EXERCISE TASK: Repeat the records word for word, excluding any picture.

EXTRACTED ENTRIES:
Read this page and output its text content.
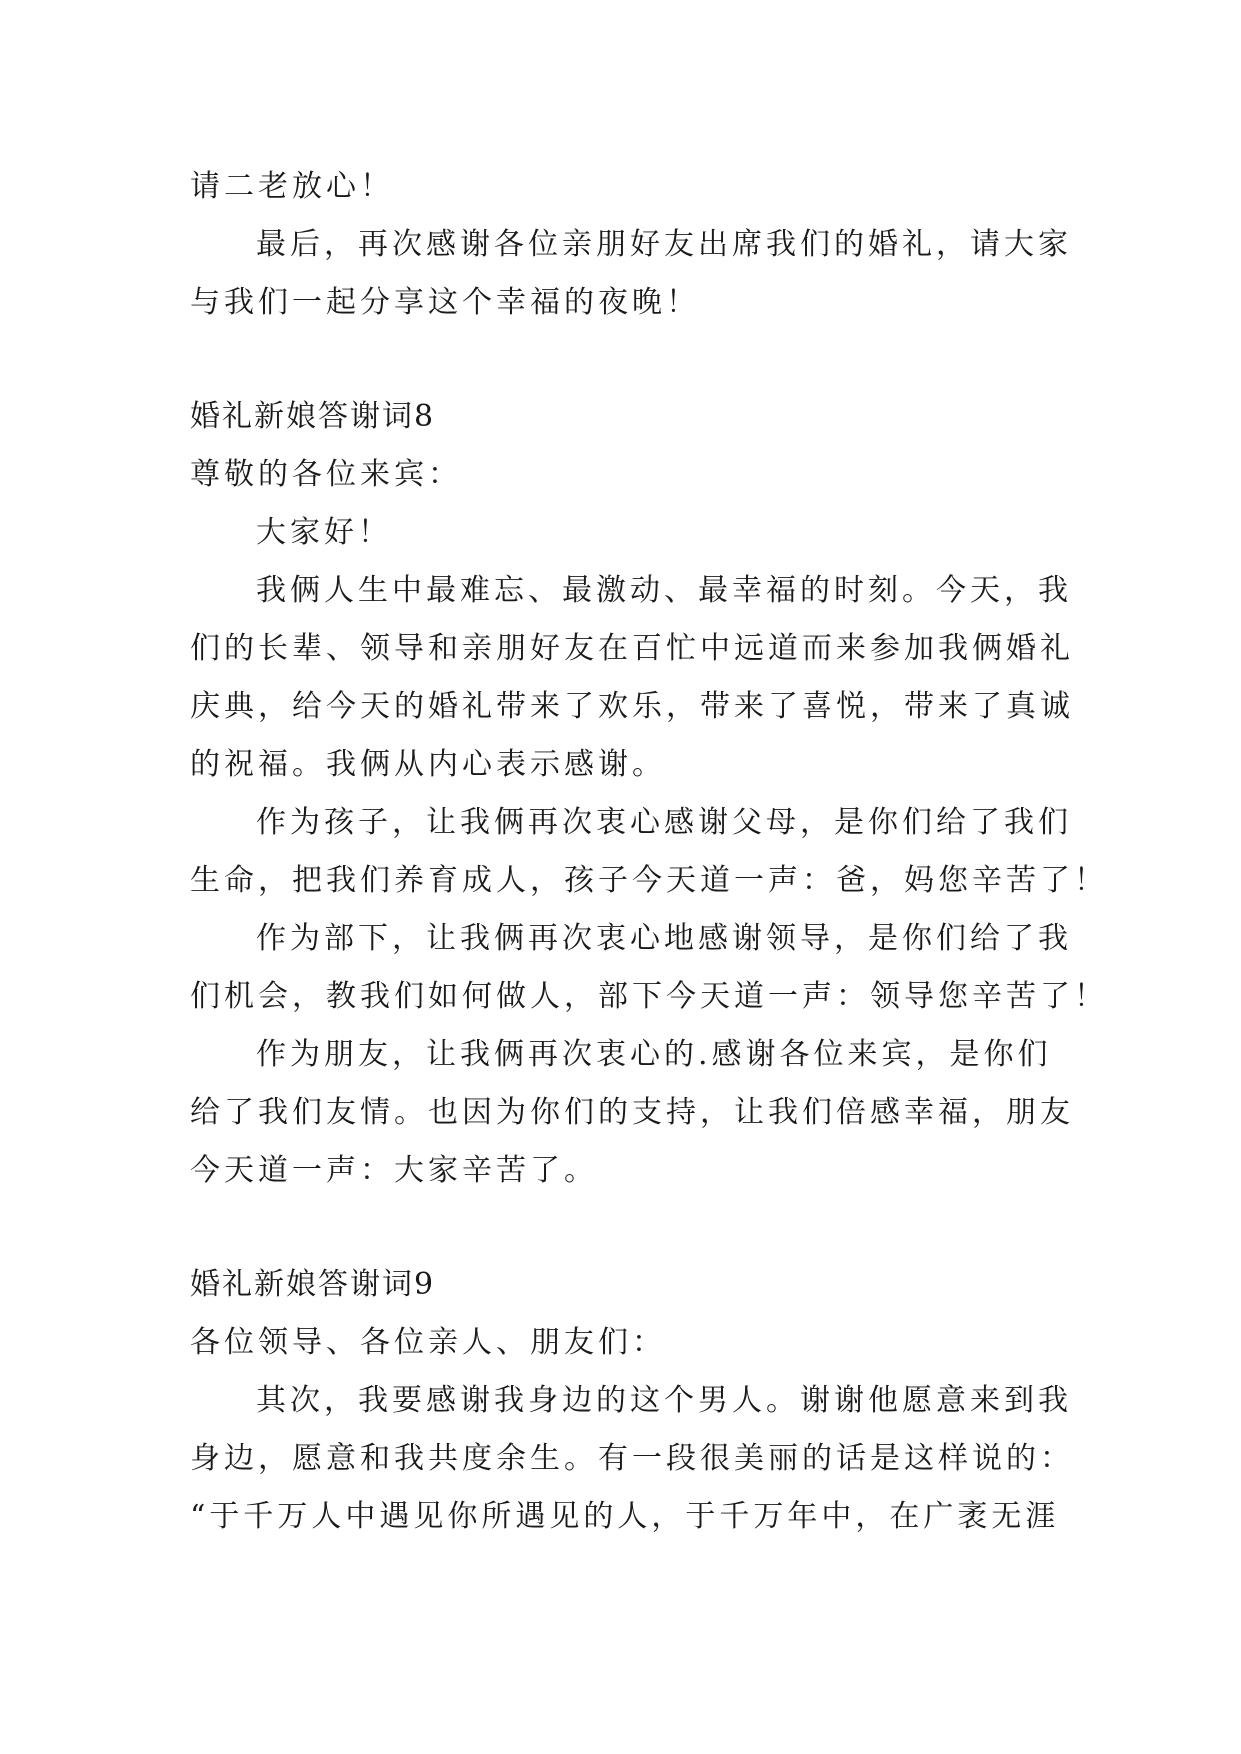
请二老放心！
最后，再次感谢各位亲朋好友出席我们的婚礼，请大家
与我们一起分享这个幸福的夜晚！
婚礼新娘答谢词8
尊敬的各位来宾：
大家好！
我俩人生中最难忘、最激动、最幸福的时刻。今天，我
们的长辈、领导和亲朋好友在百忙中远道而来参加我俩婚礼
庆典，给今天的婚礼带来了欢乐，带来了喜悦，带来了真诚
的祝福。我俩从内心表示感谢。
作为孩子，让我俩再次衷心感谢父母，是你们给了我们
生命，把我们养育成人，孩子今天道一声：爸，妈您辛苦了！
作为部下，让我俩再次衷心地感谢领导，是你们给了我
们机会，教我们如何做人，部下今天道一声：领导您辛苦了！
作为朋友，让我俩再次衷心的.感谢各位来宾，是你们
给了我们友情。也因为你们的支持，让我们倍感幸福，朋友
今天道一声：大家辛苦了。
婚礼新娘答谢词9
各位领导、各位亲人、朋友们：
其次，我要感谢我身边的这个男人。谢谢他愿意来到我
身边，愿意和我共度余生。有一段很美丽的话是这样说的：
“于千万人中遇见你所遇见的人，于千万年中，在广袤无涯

TASK RESULT:
Read this page and output its text content.
请二老放心！
最后，再次感谢各位亲朋好友出席我们的婚礼，请大家
与我们一起分享这个幸福的夜晚！
婚礼新娘答谢词8
尊敬的各位来宾：
大家好！
我俩人生中最难忘、最激动、最幸福的时刻。今天，我
们的长辈、领导和亲朋好友在百忙中远道而来参加我俩婚礼
庆典，给今天的婚礼带来了欢乐，带来了喜悦，带来了真诚
的祝福。我俩从内心表示感谢。
作为孩子，让我俩再次衷心感谢父母，是你们给了我们
生命，把我们养育成人，孩子今天道一声：爸，妈您辛苦了！
作为部下，让我俩再次衷心地感谢领导，是你们给了我
们机会，教我们如何做人，部下今天道一声：领导您辛苦了！
作为朋友，让我俩再次衷心的.感谢各位来宾，是你们
给了我们友情。也因为你们的支持，让我们倍感幸福，朋友
今天道一声：大家辛苦了。
婚礼新娘答谢词9
各位领导、各位亲人、朋友们：
其次，我要感谢我身边的这个男人。谢谢他愿意来到我
身边，愿意和我共度余生。有一段很美丽的话是这样说的：
“于千万人中遇见你所遇见的人，于千万年中，在广袤无涯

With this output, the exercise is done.